» **Work to be completed**: Copy out all of the data below with no alterations.

» **Entries shown**:
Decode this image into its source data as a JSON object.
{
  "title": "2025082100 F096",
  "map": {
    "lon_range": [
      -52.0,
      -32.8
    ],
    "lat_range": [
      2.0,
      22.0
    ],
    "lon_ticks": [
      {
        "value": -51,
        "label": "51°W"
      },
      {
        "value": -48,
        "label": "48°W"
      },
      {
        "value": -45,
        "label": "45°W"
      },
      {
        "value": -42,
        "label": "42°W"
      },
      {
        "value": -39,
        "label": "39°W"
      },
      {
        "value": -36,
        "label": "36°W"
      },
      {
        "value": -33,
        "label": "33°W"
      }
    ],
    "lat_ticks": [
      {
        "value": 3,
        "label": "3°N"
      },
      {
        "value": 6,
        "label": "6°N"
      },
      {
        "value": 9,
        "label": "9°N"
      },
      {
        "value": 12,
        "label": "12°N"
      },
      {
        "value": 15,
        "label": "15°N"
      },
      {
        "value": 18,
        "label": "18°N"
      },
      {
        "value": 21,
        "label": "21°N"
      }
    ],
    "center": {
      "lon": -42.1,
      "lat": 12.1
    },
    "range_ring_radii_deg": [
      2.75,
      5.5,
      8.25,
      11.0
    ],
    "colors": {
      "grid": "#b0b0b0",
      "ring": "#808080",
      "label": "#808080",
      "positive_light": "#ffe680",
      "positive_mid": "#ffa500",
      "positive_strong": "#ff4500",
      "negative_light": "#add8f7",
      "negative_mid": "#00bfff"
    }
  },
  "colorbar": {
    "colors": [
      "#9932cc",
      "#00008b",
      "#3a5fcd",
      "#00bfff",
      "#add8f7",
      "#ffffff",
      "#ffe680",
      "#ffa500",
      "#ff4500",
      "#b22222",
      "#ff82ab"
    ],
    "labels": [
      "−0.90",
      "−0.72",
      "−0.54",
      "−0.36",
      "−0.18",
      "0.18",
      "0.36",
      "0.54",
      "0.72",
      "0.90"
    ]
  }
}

» **Problem solution**:
Decode this image into its source data as a JSON object.
{
  "title": "2025082100 F096",
  "map": {
    "lon_range": [
      -52.0,
      -32.8
    ],
    "lat_range": [
      2.0,
      22.0
    ],
    "lon_ticks": [
      {
        "value": -51,
        "label": "51°W"
      },
      {
        "value": -48,
        "label": "48°W"
      },
      {
        "value": -45,
        "label": "45°W"
      },
      {
        "value": -42,
        "label": "42°W"
      },
      {
        "value": -39,
        "label": "39°W"
      },
      {
        "value": -36,
        "label": "36°W"
      },
      {
        "value": -33,
        "label": "33°W"
      }
    ],
    "lat_ticks": [
      {
        "value": 3,
        "label": "3°N"
      },
      {
        "value": 6,
        "label": "6°N"
      },
      {
        "value": 9,
        "label": "9°N"
      },
      {
        "value": 12,
        "label": "12°N"
      },
      {
        "value": 15,
        "label": "15°N"
      },
      {
        "value": 18,
        "label": "18°N"
      },
      {
        "value": 21,
        "label": "21°N"
      }
    ],
    "center": {
      "lon": -42.1,
      "lat": 12.1
    },
    "range_ring_radii_deg": [
      2.75,
      5.5,
      8.25,
      11.0
    ],
    "colors": {
      "grid": "#b0b0b0",
      "ring": "#808080",
      "label": "#808080",
      "positive_light": "#ffe680",
      "positive_mid": "#ffa500",
      "positive_strong": "#ff4500",
      "negative_light": "#add8f7",
      "negative_mid": "#00bfff"
    }
  },
  "colorbar": {
    "colors": [
      "#9932cc",
      "#00008b",
      "#3a5fcd",
      "#00bfff",
      "#add8f7",
      "#ffffff",
      "#ffe680",
      "#ffa500",
      "#ff4500",
      "#b22222",
      "#ff82ab"
    ],
    "labels": [
      "−0.90",
      "−0.72",
      "−0.54",
      "−0.36",
      "−0.18",
      "0.18",
      "0.36",
      "0.54",
      "0.72",
      "0.90"
    ]
  }
}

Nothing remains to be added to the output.